• TASK REQUIREMENTS: The entire listing is to be repeated verbatim.
---------- DATA FOR THIS EXERCISE ----------
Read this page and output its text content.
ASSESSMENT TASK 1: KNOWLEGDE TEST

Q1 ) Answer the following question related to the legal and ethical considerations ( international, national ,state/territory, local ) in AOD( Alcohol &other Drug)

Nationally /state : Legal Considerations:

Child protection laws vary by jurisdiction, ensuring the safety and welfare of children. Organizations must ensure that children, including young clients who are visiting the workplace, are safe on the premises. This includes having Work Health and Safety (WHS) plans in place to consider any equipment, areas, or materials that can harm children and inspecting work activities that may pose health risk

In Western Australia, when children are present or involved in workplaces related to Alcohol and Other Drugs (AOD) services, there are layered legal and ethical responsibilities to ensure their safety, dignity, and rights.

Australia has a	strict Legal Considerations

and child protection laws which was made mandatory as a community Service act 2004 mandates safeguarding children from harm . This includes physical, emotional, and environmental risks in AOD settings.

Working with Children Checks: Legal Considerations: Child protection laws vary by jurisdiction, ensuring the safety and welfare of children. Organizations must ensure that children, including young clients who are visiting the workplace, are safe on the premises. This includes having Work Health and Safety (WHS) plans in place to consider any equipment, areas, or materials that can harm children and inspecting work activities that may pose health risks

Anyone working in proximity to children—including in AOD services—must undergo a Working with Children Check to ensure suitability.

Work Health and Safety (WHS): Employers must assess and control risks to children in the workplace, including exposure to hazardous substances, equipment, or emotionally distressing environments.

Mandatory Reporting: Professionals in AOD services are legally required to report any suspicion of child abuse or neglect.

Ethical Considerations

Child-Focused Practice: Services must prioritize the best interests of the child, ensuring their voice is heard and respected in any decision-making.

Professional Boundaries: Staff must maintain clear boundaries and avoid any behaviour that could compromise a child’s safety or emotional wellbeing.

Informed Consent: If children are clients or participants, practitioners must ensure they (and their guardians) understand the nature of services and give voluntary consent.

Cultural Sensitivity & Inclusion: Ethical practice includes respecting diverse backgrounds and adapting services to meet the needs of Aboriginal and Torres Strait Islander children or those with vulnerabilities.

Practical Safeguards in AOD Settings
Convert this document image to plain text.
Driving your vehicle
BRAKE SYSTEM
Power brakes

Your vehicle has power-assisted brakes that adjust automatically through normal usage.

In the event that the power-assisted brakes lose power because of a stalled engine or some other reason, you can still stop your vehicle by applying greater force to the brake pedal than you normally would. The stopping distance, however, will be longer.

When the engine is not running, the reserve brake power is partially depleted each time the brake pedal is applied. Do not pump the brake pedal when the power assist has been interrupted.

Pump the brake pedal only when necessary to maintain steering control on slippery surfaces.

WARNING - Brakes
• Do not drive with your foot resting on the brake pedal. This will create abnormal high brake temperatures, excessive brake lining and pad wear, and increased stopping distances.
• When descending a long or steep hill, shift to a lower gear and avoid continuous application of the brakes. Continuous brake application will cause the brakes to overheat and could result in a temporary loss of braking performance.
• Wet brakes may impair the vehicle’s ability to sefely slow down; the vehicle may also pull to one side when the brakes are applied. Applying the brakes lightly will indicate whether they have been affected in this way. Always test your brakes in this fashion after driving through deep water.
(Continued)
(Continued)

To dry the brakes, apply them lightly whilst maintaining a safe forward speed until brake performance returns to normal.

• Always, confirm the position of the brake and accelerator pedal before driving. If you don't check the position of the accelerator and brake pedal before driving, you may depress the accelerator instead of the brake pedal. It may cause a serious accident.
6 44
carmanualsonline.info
----------
• RESULT:
Read this page and output its text content.
ASSESSMENT TASK 1: KNOWLEGDE TEST

Q1 ) Answer the following question related to the legal and ethical considerations ( international, national ,state/territory, local ) in AOD( Alcohol &other Drug)

Nationally /state : Legal Considerations:

Child protection laws vary by jurisdiction, ensuring the safety and welfare of children. Organizations must ensure that children, including young clients who are visiting the workplace, are safe on the premises. This includes having Work Health and Safety (WHS) plans in place to consider any equipment, areas, or materials that can harm children and inspecting work activities that may pose health risk

In Western Australia, when children are present or involved in workplaces related to Alcohol and Other Drugs (AOD) services, there are layered legal and ethical responsibilities to ensure their safety, dignity, and rights.

Australia has a	strict Legal Considerations

and child protection laws which was made mandatory as a community Service act 2004 mandates safeguarding children from harm . This includes physical, emotional, and environmental risks in AOD settings.

Working with Children Checks: Legal Considerations: Child protection laws vary by jurisdiction, ensuring the safety and welfare of children. Organizations must ensure that children, including young clients who are visiting the workplace, are safe on the premises. This includes having Work Health and Safety (WHS) plans in place to consider any equipment, areas, or materials that can harm children and inspecting work activities that may pose health risks

Anyone working in proximity to children—including in AOD services—must undergo a Working with Children Check to ensure suitability.

Work Health and Safety (WHS): Employers must assess and control risks to children in the workplace, including exposure to hazardous substances, equipment, or emotionally distressing environments.

Mandatory Reporting: Professionals in AOD services are legally required to report any suspicion of child abuse or neglect.

Ethical Considerations

Child-Focused Practice: Services must prioritize the best interests of the child, ensuring their voice is heard and respected in any decision-making.

Professional Boundaries: Staff must maintain clear boundaries and avoid any behaviour that could compromise a child’s safety or emotional wellbeing.

Informed Consent: If children are clients or participants, practitioners must ensure they (and their guardians) understand the nature of services and give voluntary consent.

Cultural Sensitivity & Inclusion: Ethical practice includes respecting diverse backgrounds and adapting services to meet the needs of Aboriginal and Torres Strait Islander children or those with vulnerabilities.

Practical Safeguards in AOD Settings
Convert this document image to plain text.
Driving your vehicle
BRAKE SYSTEM
Power brakes

Your vehicle has power-assisted brakes that adjust automatically through normal usage.

In the event that the power-assisted brakes lose power because of a stalled engine or some other reason, you can still stop your vehicle by applying greater force to the brake pedal than you normally would. The stopping distance, however, will be longer.

When the engine is not running, the reserve brake power is partially depleted each time the brake pedal is applied. Do not pump the brake pedal when the power assist has been interrupted.

Pump the brake pedal only when necessary to maintain steering control on slippery surfaces.

WARNING - Brakes
• Do not drive with your foot resting on the brake pedal. This will create abnormal high brake temperatures, excessive brake lining and pad wear, and increased stopping distances.
• When descending a long or steep hill, shift to a lower gear and avoid continuous application of the brakes. Continuous brake application will cause the brakes to overheat and could result in a temporary loss of braking performance.
• Wet brakes may impair the vehicle’s ability to sefely slow down; the vehicle may also pull to one side when the brakes are applied. Applying the brakes lightly will indicate whether they have been affected in this way. Always test your brakes in this fashion after driving through deep water.
(Continued)
(Continued)

To dry the brakes, apply them lightly whilst maintaining a safe forward speed until brake performance returns to normal.

• Always, confirm the position of the brake and accelerator pedal before driving. If you don't check the position of the accelerator and brake pedal before driving, you may depress the accelerator instead of the brake pedal. It may cause a serious accident.
6 44
carmanualsonline.info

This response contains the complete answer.